**Written request**. Write each record again exactly as it stands.

Stored records
══════════════════════════════

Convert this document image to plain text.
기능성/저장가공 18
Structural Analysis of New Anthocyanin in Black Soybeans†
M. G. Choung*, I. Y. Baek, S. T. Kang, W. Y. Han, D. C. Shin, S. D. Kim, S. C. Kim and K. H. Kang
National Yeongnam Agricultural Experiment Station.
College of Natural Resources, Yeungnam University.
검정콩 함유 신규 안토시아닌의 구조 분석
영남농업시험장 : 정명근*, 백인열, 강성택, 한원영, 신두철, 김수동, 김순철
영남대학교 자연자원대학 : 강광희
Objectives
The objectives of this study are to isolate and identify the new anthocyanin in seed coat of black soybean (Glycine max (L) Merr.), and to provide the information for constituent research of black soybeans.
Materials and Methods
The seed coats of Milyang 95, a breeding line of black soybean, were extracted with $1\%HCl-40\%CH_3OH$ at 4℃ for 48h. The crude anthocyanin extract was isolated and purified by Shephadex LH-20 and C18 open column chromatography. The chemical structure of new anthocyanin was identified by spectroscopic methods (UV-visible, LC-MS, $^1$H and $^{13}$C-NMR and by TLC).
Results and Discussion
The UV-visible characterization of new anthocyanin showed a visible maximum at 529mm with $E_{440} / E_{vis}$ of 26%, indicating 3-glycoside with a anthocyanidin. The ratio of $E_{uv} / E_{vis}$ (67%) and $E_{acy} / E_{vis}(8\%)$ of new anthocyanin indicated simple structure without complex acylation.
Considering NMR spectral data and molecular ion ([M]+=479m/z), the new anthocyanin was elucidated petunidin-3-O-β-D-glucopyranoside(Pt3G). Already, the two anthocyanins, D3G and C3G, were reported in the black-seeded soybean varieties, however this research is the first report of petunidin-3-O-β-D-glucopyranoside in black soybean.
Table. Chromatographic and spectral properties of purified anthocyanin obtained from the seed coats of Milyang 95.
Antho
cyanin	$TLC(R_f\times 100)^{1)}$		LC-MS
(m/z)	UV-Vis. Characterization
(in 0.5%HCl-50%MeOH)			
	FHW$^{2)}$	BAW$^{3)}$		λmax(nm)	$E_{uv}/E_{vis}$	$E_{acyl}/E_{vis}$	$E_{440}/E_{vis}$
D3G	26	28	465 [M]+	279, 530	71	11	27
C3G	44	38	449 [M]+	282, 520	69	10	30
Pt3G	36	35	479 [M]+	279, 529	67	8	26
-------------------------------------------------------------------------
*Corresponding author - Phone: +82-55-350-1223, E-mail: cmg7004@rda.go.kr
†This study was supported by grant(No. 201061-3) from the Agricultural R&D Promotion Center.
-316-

══════════════════════════════

**Result**.
Convert this document image to plain text.
기능성/저장가공 18
Structural Analysis of New Anthocyanin in Black Soybeans†
M. G. Choung*, I. Y. Baek, S. T. Kang, W. Y. Han, D. C. Shin, S. D. Kim, S. C. Kim and K. H. Kang
National Yeongnam Agricultural Experiment Station.
College of Natural Resources, Yeungnam University.
검정콩 함유 신규 안토시아닌의 구조 분석
영남농업시험장 : 정명근*, 백인열, 강성택, 한원영, 신두철, 김수동, 김순철
영남대학교 자연자원대학 : 강광희
Objectives
The objectives of this study are to isolate and identify the new anthocyanin in seed coat of black soybean (Glycine max (L) Merr.), and to provide the information for constituent research of black soybeans.
Materials and Methods
The seed coats of Milyang 95, a breeding line of black soybean, were extracted with $1\%HCl-40\%CH_3OH$ at 4℃ for 48h. The crude anthocyanin extract was isolated and purified by Shephadex LH-20 and C18 open column chromatography. The chemical structure of new anthocyanin was identified by spectroscopic methods (UV-visible, LC-MS, $^1$H and $^{13}$C-NMR and by TLC).
Results and Discussion
The UV-visible characterization of new anthocyanin showed a visible maximum at 529mm with $E_{440} / E_{vis}$ of 26%, indicating 3-glycoside with a anthocyanidin. The ratio of $E_{uv} / E_{vis}$ (67%) and $E_{acy} / E_{vis}(8\%)$ of new anthocyanin indicated simple structure without complex acylation.
Considering NMR spectral data and molecular ion ([M]+=479m/z), the new anthocyanin was elucidated petunidin-3-O-β-D-glucopyranoside(Pt3G). Already, the two anthocyanins, D3G and C3G, were reported in the black-seeded soybean varieties, however this research is the first report of petunidin-3-O-β-D-glucopyranoside in black soybean.
Table. Chromatographic and spectral properties of purified anthocyanin obtained from the seed coats of Milyang 95.
Antho
cyanin	$TLC(R_f\times 100)^{1)}$		LC-MS
(m/z)	UV-Vis. Characterization
(in 0.5%HCl-50%MeOH)			
	FHW$^{2)}$	BAW$^{3)}$		λmax(nm)	$E_{uv}/E_{vis}$	$E_{acyl}/E_{vis}$	$E_{440}/E_{vis}$
D3G	26	28	465 [M]+	279, 530	71	11	27
C3G	44	38	449 [M]+	282, 520	69	10	30
Pt3G	36	35	479 [M]+	279, 529	67	8	26
-------------------------------------------------------------------------
*Corresponding author - Phone: +82-55-350-1223, E-mail: cmg7004@rda.go.kr
†This study was supported by grant(No. 201061-3) from the Agricultural R&D Promotion Center.
-316-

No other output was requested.